+++ Working data

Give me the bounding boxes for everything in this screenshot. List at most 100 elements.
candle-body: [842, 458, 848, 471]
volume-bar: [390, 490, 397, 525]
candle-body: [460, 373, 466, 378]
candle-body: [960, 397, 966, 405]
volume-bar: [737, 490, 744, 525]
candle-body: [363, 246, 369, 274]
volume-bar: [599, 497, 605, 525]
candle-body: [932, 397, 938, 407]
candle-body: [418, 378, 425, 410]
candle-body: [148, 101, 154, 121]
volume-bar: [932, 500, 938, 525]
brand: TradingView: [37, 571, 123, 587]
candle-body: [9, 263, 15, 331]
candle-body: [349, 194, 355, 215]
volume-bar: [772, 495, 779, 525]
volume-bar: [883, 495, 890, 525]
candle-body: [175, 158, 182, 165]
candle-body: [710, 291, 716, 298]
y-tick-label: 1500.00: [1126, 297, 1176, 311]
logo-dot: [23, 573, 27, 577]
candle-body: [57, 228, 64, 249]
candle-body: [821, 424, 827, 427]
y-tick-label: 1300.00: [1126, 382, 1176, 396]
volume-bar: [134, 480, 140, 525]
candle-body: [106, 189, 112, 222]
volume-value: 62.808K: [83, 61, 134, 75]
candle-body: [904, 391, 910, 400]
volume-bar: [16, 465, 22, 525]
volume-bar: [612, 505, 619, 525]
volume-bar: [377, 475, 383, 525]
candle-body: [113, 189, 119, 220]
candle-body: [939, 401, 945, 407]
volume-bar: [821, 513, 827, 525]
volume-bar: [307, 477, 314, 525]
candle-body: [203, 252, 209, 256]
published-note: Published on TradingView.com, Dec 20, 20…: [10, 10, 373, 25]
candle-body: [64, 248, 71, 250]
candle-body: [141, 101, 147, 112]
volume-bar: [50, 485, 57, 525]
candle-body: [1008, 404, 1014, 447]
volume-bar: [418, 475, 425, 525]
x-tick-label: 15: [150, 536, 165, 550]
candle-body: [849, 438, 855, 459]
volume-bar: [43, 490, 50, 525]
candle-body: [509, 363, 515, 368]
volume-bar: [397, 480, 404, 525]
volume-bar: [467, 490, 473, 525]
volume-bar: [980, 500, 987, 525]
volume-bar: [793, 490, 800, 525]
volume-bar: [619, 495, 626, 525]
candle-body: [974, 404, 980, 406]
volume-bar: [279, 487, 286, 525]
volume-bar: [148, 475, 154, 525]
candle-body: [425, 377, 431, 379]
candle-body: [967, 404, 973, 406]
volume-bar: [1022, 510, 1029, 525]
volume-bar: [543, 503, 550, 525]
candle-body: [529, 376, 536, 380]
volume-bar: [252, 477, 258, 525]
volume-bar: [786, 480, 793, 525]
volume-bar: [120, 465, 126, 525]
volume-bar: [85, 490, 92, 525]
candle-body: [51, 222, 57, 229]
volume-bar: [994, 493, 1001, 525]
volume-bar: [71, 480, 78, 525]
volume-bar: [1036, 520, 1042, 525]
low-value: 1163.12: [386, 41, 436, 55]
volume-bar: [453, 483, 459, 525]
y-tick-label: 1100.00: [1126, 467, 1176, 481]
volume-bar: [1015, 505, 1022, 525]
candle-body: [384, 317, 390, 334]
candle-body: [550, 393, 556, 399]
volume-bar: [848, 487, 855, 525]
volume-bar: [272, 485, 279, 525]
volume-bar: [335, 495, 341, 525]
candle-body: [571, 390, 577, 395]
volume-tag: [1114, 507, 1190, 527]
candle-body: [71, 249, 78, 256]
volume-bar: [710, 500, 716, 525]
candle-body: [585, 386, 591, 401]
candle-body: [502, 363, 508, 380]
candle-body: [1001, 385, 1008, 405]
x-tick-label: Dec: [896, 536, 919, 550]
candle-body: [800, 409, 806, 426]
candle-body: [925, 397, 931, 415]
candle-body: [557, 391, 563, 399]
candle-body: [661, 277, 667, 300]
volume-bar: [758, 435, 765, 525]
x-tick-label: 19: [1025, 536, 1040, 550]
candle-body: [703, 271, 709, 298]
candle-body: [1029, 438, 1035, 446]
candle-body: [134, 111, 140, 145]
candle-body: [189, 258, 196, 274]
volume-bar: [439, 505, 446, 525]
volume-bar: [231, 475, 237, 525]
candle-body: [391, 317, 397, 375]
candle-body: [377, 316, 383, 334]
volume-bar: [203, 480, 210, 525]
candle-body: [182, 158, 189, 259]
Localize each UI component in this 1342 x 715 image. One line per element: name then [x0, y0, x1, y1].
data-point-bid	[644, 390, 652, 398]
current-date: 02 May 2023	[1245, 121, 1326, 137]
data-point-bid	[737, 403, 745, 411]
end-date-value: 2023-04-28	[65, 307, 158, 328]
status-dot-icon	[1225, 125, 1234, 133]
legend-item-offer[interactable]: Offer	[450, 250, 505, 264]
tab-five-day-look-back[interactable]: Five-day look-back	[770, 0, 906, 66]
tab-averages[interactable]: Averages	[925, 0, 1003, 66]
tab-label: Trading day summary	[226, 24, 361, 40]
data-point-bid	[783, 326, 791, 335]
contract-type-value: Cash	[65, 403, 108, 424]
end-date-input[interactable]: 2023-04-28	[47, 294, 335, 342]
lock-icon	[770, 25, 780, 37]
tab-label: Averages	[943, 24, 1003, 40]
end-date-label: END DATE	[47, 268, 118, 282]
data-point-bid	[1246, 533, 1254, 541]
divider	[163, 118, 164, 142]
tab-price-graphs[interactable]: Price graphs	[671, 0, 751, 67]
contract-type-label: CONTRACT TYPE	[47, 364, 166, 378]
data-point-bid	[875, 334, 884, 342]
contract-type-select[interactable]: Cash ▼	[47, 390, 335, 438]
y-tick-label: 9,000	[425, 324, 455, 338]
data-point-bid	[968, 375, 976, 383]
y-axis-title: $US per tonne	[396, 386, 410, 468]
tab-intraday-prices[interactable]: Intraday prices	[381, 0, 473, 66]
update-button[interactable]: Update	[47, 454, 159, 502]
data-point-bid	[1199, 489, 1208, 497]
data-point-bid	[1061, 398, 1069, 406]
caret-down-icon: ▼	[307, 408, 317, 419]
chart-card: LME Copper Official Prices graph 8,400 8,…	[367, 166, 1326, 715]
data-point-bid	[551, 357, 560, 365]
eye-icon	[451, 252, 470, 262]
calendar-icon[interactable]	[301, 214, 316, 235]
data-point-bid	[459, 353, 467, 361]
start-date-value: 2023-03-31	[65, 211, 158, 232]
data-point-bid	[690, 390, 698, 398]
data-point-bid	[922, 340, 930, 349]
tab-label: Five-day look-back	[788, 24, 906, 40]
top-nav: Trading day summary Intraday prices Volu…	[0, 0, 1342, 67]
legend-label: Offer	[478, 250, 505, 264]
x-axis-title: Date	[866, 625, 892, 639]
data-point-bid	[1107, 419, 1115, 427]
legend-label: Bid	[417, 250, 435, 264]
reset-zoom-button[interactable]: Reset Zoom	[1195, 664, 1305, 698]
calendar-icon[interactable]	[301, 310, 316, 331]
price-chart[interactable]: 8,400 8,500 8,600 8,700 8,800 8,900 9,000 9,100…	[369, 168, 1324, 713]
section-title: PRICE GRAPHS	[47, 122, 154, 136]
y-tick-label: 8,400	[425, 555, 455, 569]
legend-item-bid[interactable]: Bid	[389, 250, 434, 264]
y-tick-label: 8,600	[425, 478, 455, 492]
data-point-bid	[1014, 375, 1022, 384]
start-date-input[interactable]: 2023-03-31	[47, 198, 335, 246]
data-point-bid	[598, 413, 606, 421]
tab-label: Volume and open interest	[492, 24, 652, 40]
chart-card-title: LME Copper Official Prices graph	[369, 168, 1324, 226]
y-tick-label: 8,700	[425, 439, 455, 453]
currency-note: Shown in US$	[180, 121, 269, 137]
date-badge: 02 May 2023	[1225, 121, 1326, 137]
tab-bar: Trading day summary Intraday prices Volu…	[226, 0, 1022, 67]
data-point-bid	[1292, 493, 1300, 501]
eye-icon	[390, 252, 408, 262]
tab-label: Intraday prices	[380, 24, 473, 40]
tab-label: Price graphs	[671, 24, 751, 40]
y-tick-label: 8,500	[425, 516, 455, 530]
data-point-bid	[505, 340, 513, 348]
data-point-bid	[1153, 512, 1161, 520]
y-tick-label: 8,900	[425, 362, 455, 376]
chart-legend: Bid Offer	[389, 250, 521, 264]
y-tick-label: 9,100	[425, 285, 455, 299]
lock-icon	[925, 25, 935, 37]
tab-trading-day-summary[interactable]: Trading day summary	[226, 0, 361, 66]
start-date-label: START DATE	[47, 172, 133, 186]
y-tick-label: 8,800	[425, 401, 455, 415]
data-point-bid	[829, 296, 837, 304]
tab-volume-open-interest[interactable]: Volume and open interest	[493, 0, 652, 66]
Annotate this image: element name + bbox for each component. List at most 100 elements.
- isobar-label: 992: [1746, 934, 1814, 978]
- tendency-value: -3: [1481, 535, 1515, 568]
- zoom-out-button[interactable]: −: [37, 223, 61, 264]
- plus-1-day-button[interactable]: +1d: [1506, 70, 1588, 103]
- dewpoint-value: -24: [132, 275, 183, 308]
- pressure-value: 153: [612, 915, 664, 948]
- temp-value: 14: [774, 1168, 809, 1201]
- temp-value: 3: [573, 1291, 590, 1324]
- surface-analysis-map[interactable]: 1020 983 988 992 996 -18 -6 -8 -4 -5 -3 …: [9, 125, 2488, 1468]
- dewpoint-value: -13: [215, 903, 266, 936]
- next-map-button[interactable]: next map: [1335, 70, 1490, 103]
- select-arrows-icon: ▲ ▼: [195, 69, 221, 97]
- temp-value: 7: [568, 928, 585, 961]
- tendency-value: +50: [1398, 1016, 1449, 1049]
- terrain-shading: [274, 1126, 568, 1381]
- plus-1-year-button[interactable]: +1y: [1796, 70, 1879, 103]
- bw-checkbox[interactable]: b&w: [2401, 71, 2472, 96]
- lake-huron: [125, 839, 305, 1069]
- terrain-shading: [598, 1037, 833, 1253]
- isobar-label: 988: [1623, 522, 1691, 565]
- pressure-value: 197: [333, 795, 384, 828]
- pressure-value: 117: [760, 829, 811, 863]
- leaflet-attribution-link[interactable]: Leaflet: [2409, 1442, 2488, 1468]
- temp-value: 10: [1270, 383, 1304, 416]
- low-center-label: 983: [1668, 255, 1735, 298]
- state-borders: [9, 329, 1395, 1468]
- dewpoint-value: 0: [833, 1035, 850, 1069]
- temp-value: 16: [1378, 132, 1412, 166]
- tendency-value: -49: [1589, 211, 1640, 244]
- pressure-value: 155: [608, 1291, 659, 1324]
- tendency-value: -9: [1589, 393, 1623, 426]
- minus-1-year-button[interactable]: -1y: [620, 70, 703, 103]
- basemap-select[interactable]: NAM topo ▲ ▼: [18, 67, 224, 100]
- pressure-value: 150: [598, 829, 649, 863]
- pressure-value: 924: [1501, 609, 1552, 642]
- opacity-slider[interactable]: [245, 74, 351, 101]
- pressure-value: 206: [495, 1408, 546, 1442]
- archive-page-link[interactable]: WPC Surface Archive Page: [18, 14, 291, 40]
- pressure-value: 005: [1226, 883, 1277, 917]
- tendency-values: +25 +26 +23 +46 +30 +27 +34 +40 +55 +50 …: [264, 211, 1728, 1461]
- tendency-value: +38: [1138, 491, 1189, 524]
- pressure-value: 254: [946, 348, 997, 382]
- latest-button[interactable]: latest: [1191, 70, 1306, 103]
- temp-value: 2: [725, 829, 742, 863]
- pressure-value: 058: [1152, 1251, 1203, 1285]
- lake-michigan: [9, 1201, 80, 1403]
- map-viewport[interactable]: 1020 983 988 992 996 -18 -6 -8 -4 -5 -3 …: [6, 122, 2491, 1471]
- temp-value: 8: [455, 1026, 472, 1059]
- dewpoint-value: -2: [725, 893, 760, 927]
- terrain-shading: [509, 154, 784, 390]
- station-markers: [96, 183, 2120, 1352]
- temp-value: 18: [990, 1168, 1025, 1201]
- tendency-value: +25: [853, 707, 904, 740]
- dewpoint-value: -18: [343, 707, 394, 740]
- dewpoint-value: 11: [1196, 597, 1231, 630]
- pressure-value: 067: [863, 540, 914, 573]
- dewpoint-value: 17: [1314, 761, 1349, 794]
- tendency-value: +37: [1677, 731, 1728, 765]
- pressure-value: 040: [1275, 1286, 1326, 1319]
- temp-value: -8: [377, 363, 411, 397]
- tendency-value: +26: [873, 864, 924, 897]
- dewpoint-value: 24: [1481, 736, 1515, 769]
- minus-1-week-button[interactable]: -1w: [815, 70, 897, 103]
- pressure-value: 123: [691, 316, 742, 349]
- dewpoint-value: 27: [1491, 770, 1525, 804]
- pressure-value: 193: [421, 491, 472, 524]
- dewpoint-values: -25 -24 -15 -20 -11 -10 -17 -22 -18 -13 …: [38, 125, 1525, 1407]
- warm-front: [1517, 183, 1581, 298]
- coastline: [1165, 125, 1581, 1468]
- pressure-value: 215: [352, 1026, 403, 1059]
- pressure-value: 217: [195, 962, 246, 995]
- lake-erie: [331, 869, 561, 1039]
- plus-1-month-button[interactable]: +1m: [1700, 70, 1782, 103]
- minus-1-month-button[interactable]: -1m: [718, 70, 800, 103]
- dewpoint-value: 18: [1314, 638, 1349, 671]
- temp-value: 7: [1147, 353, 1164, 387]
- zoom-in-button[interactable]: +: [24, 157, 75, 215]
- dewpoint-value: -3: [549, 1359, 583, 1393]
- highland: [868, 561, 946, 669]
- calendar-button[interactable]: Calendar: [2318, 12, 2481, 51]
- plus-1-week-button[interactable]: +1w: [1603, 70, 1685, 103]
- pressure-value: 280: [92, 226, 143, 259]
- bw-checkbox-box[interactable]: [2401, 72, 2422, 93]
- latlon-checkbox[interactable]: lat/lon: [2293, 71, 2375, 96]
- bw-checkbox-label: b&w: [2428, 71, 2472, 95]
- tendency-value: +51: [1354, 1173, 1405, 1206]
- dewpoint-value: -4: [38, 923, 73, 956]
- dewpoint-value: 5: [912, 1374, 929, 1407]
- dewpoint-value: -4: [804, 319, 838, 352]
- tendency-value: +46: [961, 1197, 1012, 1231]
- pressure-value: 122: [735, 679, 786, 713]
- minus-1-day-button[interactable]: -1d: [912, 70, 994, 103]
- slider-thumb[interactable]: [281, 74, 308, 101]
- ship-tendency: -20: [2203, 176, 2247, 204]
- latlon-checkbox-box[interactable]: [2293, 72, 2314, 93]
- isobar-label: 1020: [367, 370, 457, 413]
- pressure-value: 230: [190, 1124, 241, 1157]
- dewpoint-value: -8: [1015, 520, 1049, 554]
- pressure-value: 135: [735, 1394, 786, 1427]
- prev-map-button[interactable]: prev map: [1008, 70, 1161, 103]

++++++

#### What you should do
Reproduce everything from the start of the extracted records down through the line containing "candle-body: [974, 404, 980, 406]", swapping "volume-bar" for "vol-bar" and leaving every other part unchanged.

#### Reply to the task
Give me the bounding boxes for everything in this screenshot. List at most 100 elements.
candle-body: [842, 458, 848, 471]
vol-bar: [390, 490, 397, 525]
candle-body: [460, 373, 466, 378]
candle-body: [960, 397, 966, 405]
vol-bar: [737, 490, 744, 525]
candle-body: [363, 246, 369, 274]
vol-bar: [599, 497, 605, 525]
candle-body: [932, 397, 938, 407]
candle-body: [418, 378, 425, 410]
candle-body: [148, 101, 154, 121]
vol-bar: [932, 500, 938, 525]
brand: TradingView: [37, 571, 123, 587]
candle-body: [9, 263, 15, 331]
candle-body: [349, 194, 355, 215]
vol-bar: [772, 495, 779, 525]
vol-bar: [883, 495, 890, 525]
candle-body: [175, 158, 182, 165]
candle-body: [710, 291, 716, 298]
y-tick-label: 1500.00: [1126, 297, 1176, 311]
logo-dot: [23, 573, 27, 577]
candle-body: [57, 228, 64, 249]
candle-body: [821, 424, 827, 427]
y-tick-label: 1300.00: [1126, 382, 1176, 396]
vol-bar: [134, 480, 140, 525]
candle-body: [106, 189, 112, 222]
volume-value: 62.808K: [83, 61, 134, 75]
candle-body: [904, 391, 910, 400]
vol-bar: [16, 465, 22, 525]
vol-bar: [612, 505, 619, 525]
vol-bar: [377, 475, 383, 525]
candle-body: [113, 189, 119, 220]
candle-body: [939, 401, 945, 407]
vol-bar: [821, 513, 827, 525]
vol-bar: [307, 477, 314, 525]
candle-body: [203, 252, 209, 256]
published-note: Published on TradingView.com, Dec 20, 20…: [10, 10, 373, 25]
candle-body: [64, 248, 71, 250]
candle-body: [141, 101, 147, 112]
vol-bar: [50, 485, 57, 525]
candle-body: [1008, 404, 1014, 447]
vol-bar: [418, 475, 425, 525]
x-tick-label: 15: [150, 536, 165, 550]
candle-body: [849, 438, 855, 459]
vol-bar: [43, 490, 50, 525]
candle-body: [509, 363, 515, 368]
vol-bar: [397, 480, 404, 525]
vol-bar: [467, 490, 473, 525]
vol-bar: [980, 500, 987, 525]
vol-bar: [793, 490, 800, 525]
vol-bar: [619, 495, 626, 525]
candle-body: [974, 404, 980, 406]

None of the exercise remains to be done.